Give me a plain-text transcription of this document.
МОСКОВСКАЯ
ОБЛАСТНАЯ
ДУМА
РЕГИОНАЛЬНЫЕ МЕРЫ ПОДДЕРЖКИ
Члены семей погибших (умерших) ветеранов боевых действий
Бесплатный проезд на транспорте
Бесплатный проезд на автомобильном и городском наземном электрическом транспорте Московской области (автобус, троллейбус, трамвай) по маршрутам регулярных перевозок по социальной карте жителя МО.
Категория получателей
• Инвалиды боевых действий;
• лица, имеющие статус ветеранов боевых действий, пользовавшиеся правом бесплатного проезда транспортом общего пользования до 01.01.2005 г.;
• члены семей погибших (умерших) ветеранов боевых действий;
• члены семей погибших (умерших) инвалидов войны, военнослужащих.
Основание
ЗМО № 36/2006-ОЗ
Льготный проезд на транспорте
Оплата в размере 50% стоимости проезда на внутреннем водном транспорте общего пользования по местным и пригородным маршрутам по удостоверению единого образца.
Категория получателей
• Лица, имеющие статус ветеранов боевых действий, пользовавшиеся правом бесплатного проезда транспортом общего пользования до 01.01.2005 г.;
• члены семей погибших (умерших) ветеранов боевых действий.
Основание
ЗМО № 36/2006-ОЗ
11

Written request: Quote all the records. Keep every word exact.

Task answer:
Give me a plain-text transcription of this document.
МОСКОВСКАЯ
ОБЛАСТНАЯ
ДУМА
РЕГИОНАЛЬНЫЕ МЕРЫ ПОДДЕРЖКИ
Члены семей погибших (умерших) ветеранов боевых действий
Бесплатный проезд на транспорте
Бесплатный проезд на автомобильном и городском наземном электрическом транспорте Московской области (автобус, троллейбус, трамвай) по маршрутам регулярных перевозок по социальной карте жителя МО.
Категория получателей
• Инвалиды боевых действий;
• лица, имеющие статус ветеранов боевых действий, пользовавшиеся правом бесплатного проезда транспортом общего пользования до 01.01.2005 г.;
• члены семей погибших (умерших) ветеранов боевых действий;
• члены семей погибших (умерших) инвалидов войны, военнослужащих.
Основание
ЗМО № 36/2006-ОЗ
Льготный проезд на транспорте
Оплата в размере 50% стоимости проезда на внутреннем водном транспорте общего пользования по местным и пригородным маршрутам по удостоверению единого образца.
Категория получателей
• Лица, имеющие статус ветеранов боевых действий, пользовавшиеся правом бесплатного проезда транспортом общего пользования до 01.01.2005 г.;
• члены семей погибших (умерших) ветеранов боевых действий.
Основание
ЗМО № 36/2006-ОЗ
11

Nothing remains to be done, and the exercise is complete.